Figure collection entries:

>> BEGIN

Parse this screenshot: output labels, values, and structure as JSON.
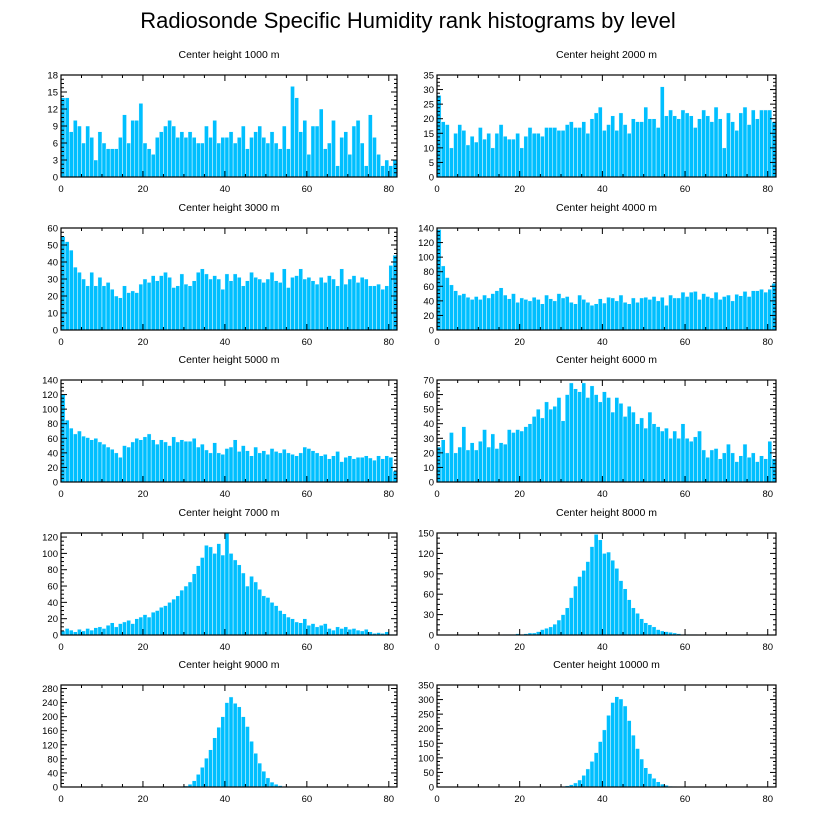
{
  "page_title": "Radiosonde Specific Humidity rank histograms by level",
  "colors": {
    "bar": "#00bfff",
    "axis": "#000000"
  },
  "chart_data": [
    {
      "type": "bar",
      "title": "Center height 1000 m",
      "xlabel": "",
      "ylabel": "",
      "xlim": [
        0,
        82
      ],
      "ylim": [
        0,
        18
      ],
      "xticks": [
        0,
        20,
        40,
        60,
        80
      ],
      "yticks": [
        0,
        3,
        6,
        9,
        12,
        15,
        18
      ],
      "x_start": 0,
      "values": [
        14,
        14,
        8,
        10,
        9,
        6,
        9,
        7,
        3,
        8,
        6,
        5,
        5,
        5,
        7,
        11,
        6,
        10,
        10,
        13,
        6,
        5,
        4,
        7,
        8,
        9,
        10,
        9,
        7,
        8,
        7,
        8,
        7,
        6,
        6,
        9,
        7,
        10,
        6,
        7,
        7,
        8,
        6,
        7,
        9,
        5,
        7,
        8,
        9,
        7,
        6,
        8,
        6,
        5,
        9,
        5,
        16,
        14,
        8,
        10,
        4,
        9,
        9,
        12,
        5,
        6,
        10,
        2,
        7,
        8,
        4,
        9,
        10,
        6,
        2,
        11,
        7,
        4,
        2,
        3,
        2,
        3
      ]
    },
    {
      "type": "bar",
      "title": "Center height 2000 m",
      "xlabel": "",
      "ylabel": "",
      "xlim": [
        0,
        82
      ],
      "ylim": [
        0,
        35
      ],
      "xticks": [
        0,
        20,
        40,
        60,
        80
      ],
      "yticks": [
        0,
        5,
        10,
        15,
        20,
        25,
        30,
        35
      ],
      "x_start": 0,
      "values": [
        28,
        19,
        18,
        10,
        15,
        18,
        16,
        11,
        14,
        12,
        17,
        13,
        15,
        10,
        15,
        18,
        14,
        13,
        13,
        15,
        10,
        14,
        17,
        15,
        15,
        14,
        17,
        17,
        17,
        16,
        16,
        18,
        19,
        17,
        17,
        19,
        15,
        20,
        22,
        24,
        16,
        18,
        21,
        16,
        22,
        18,
        15,
        20,
        19,
        19,
        24,
        20,
        20,
        17,
        31,
        21,
        23,
        21,
        20,
        23,
        22,
        21,
        17,
        20,
        23,
        21,
        19,
        24,
        20,
        10,
        22,
        19,
        16,
        22,
        24,
        18,
        23,
        20,
        23,
        23,
        23,
        19
      ]
    },
    {
      "type": "bar",
      "title": "Center height 3000 m",
      "xlabel": "",
      "ylabel": "",
      "xlim": [
        0,
        82
      ],
      "ylim": [
        0,
        60
      ],
      "xticks": [
        0,
        20,
        40,
        60,
        80
      ],
      "yticks": [
        0,
        10,
        20,
        30,
        40,
        50,
        60
      ],
      "x_start": 0,
      "values": [
        55,
        52,
        47,
        37,
        34,
        30,
        26,
        34,
        26,
        31,
        26,
        28,
        24,
        20,
        19,
        26,
        22,
        23,
        22,
        27,
        30,
        28,
        32,
        29,
        32,
        34,
        31,
        25,
        26,
        33,
        27,
        26,
        29,
        34,
        36,
        33,
        30,
        32,
        30,
        24,
        33,
        29,
        33,
        31,
        26,
        29,
        34,
        31,
        30,
        28,
        30,
        34,
        29,
        28,
        36,
        25,
        31,
        32,
        36,
        30,
        31,
        29,
        27,
        31,
        28,
        32,
        30,
        26,
        36,
        27,
        30,
        32,
        28,
        31,
        30,
        26,
        26,
        27,
        24,
        26,
        38,
        44
      ]
    },
    {
      "type": "bar",
      "title": "Center height 4000 m",
      "xlabel": "",
      "ylabel": "",
      "xlim": [
        0,
        82
      ],
      "ylim": [
        0,
        140
      ],
      "xticks": [
        0,
        20,
        40,
        60,
        80
      ],
      "yticks": [
        0,
        20,
        40,
        60,
        80,
        100,
        120,
        140
      ],
      "x_start": 0,
      "values": [
        138,
        88,
        72,
        62,
        54,
        48,
        50,
        45,
        42,
        46,
        42,
        48,
        44,
        50,
        54,
        58,
        48,
        43,
        50,
        38,
        44,
        42,
        40,
        45,
        42,
        36,
        48,
        43,
        40,
        50,
        44,
        46,
        38,
        36,
        48,
        42,
        38,
        34,
        36,
        43,
        37,
        45,
        44,
        40,
        48,
        38,
        36,
        44,
        38,
        44,
        45,
        42,
        46,
        40,
        45,
        34,
        48,
        44,
        44,
        52,
        46,
        52,
        53,
        42,
        50,
        46,
        44,
        52,
        42,
        46,
        48,
        40,
        49,
        47,
        53,
        46,
        54,
        54,
        56,
        52,
        56,
        64
      ]
    },
    {
      "type": "bar",
      "title": "Center height 5000 m",
      "xlabel": "",
      "ylabel": "",
      "xlim": [
        0,
        82
      ],
      "ylim": [
        0,
        140
      ],
      "xticks": [
        0,
        20,
        40,
        60,
        80
      ],
      "yticks": [
        0,
        20,
        40,
        60,
        80,
        100,
        120,
        140
      ],
      "x_start": 0,
      "values": [
        120,
        85,
        74,
        66,
        70,
        63,
        61,
        58,
        60,
        55,
        52,
        48,
        45,
        40,
        34,
        50,
        48,
        55,
        60,
        58,
        62,
        66,
        58,
        52,
        58,
        55,
        50,
        62,
        55,
        58,
        56,
        56,
        60,
        48,
        52,
        44,
        40,
        54,
        40,
        38,
        46,
        48,
        58,
        42,
        50,
        43,
        36,
        48,
        40,
        43,
        38,
        46,
        42,
        40,
        45,
        40,
        38,
        36,
        40,
        48,
        46,
        43,
        40,
        36,
        38,
        32,
        36,
        42,
        28,
        34,
        36,
        32,
        34,
        34,
        36,
        33,
        30,
        36,
        32,
        36,
        34,
        15
      ]
    },
    {
      "type": "bar",
      "title": "Center height 6000 m",
      "xlabel": "",
      "ylabel": "",
      "xlim": [
        0,
        82
      ],
      "ylim": [
        0,
        70
      ],
      "xticks": [
        0,
        20,
        40,
        60,
        80
      ],
      "yticks": [
        0,
        10,
        20,
        30,
        40,
        50,
        60,
        70
      ],
      "x_start": 0,
      "values": [
        24,
        29,
        20,
        34,
        20,
        24,
        38,
        22,
        27,
        22,
        28,
        36,
        24,
        33,
        23,
        27,
        26,
        36,
        34,
        36,
        35,
        38,
        40,
        45,
        50,
        44,
        55,
        50,
        52,
        58,
        42,
        60,
        68,
        64,
        62,
        68,
        58,
        66,
        60,
        55,
        62,
        58,
        48,
        58,
        54,
        45,
        52,
        48,
        40,
        44,
        37,
        48,
        40,
        38,
        35,
        37,
        30,
        35,
        30,
        40,
        30,
        28,
        31,
        35,
        22,
        17,
        22,
        23,
        16,
        20,
        26,
        20,
        14,
        18,
        26,
        17,
        20,
        14,
        18,
        16,
        28,
        16
      ]
    },
    {
      "type": "bar",
      "title": "Center height 7000 m",
      "xlabel": "",
      "ylabel": "",
      "xlim": [
        0,
        82
      ],
      "ylim": [
        0,
        125
      ],
      "xticks": [
        0,
        20,
        40,
        60,
        80
      ],
      "yticks": [
        0,
        20,
        40,
        60,
        80,
        100,
        120
      ],
      "x_start": 0,
      "values": [
        5,
        8,
        6,
        4,
        7,
        5,
        8,
        6,
        9,
        10,
        8,
        12,
        15,
        10,
        14,
        16,
        18,
        14,
        20,
        22,
        25,
        22,
        28,
        30,
        34,
        36,
        40,
        44,
        48,
        55,
        60,
        65,
        75,
        85,
        95,
        110,
        108,
        100,
        112,
        98,
        126,
        100,
        92,
        86,
        76,
        60,
        72,
        65,
        56,
        48,
        46,
        40,
        36,
        30,
        26,
        22,
        20,
        16,
        15,
        20,
        12,
        14,
        10,
        12,
        14,
        8,
        6,
        10,
        8,
        10,
        7,
        8,
        6,
        5,
        7,
        4,
        2,
        3,
        2,
        4,
        1,
        1
      ]
    },
    {
      "type": "bar",
      "title": "Center height 8000 m",
      "xlabel": "",
      "ylabel": "",
      "xlim": [
        0,
        82
      ],
      "ylim": [
        0,
        150
      ],
      "xticks": [
        0,
        20,
        40,
        60,
        80
      ],
      "yticks": [
        0,
        30,
        60,
        90,
        120,
        150
      ],
      "x_start": 0,
      "values": [
        0,
        0,
        0,
        0,
        0,
        0,
        0,
        0,
        0,
        0,
        0,
        0,
        0,
        0,
        0,
        0,
        1,
        1,
        1,
        2,
        1,
        2,
        3,
        3,
        5,
        8,
        10,
        12,
        16,
        22,
        30,
        40,
        55,
        72,
        86,
        95,
        108,
        130,
        148,
        140,
        120,
        122,
        110,
        98,
        80,
        68,
        52,
        40,
        32,
        24,
        18,
        15,
        12,
        8,
        6,
        5,
        4,
        3,
        2,
        1,
        1,
        1,
        1,
        0,
        0,
        0,
        0,
        0,
        0,
        0,
        0,
        0,
        0,
        0,
        0,
        0,
        0,
        0,
        0,
        0,
        0,
        0
      ]
    },
    {
      "type": "bar",
      "title": "Center height 9000 m",
      "xlabel": "",
      "ylabel": "",
      "xlim": [
        0,
        82
      ],
      "ylim": [
        0,
        290
      ],
      "xticks": [
        0,
        20,
        40,
        60,
        80
      ],
      "yticks": [
        0,
        40,
        80,
        120,
        160,
        200,
        240,
        280
      ],
      "x_start": 0,
      "values": [
        0,
        0,
        0,
        0,
        0,
        0,
        0,
        0,
        0,
        0,
        0,
        0,
        0,
        0,
        0,
        0,
        0,
        0,
        0,
        0,
        0,
        0,
        0,
        0,
        0,
        0,
        0,
        0,
        0,
        1,
        3,
        8,
        18,
        36,
        56,
        82,
        106,
        140,
        170,
        200,
        240,
        256,
        238,
        228,
        200,
        172,
        130,
        96,
        68,
        45,
        26,
        14,
        8,
        4,
        2,
        1,
        0,
        0,
        0,
        0,
        0,
        0,
        0,
        0,
        0,
        0,
        0,
        0,
        0,
        0,
        0,
        0,
        0,
        0,
        0,
        0,
        0,
        0,
        0,
        0,
        0,
        0
      ]
    },
    {
      "type": "bar",
      "title": "Center height 10000 m",
      "xlabel": "",
      "ylabel": "",
      "xlim": [
        0,
        82
      ],
      "ylim": [
        0,
        350
      ],
      "xticks": [
        0,
        20,
        40,
        60,
        80
      ],
      "yticks": [
        0,
        50,
        100,
        150,
        200,
        250,
        300,
        350
      ],
      "x_start": 0,
      "values": [
        0,
        0,
        0,
        0,
        0,
        0,
        0,
        0,
        0,
        0,
        0,
        0,
        0,
        0,
        0,
        0,
        0,
        0,
        0,
        0,
        0,
        0,
        0,
        0,
        0,
        0,
        0,
        0,
        1,
        1,
        2,
        4,
        8,
        14,
        24,
        40,
        62,
        88,
        118,
        156,
        196,
        246,
        290,
        310,
        302,
        278,
        228,
        178,
        132,
        96,
        66,
        46,
        30,
        18,
        10,
        6,
        3,
        2,
        1,
        1,
        0,
        0,
        0,
        0,
        0,
        0,
        0,
        0,
        0,
        0,
        0,
        0,
        0,
        0,
        0,
        0,
        0,
        0,
        0,
        0,
        0,
        0
      ]
    }
  ]
}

>> END

• _Instructions to follow_
Copy every line in the entries above that has the string "Center" in it.

• _Reply to the exercise_
      "title": "Center height 1000 m",
      "title": "Center height 2000 m",
      "title": "Center height 3000 m",
      "title": "Center height 4000 m",
      "title": "Center height 5000 m",
      "title": "Center height 6000 m",
      "title": "Center height 7000 m",
      "title": "Center height 8000 m",
      "title": "Center height 9000 m",
      "title": "Center height 10000 m",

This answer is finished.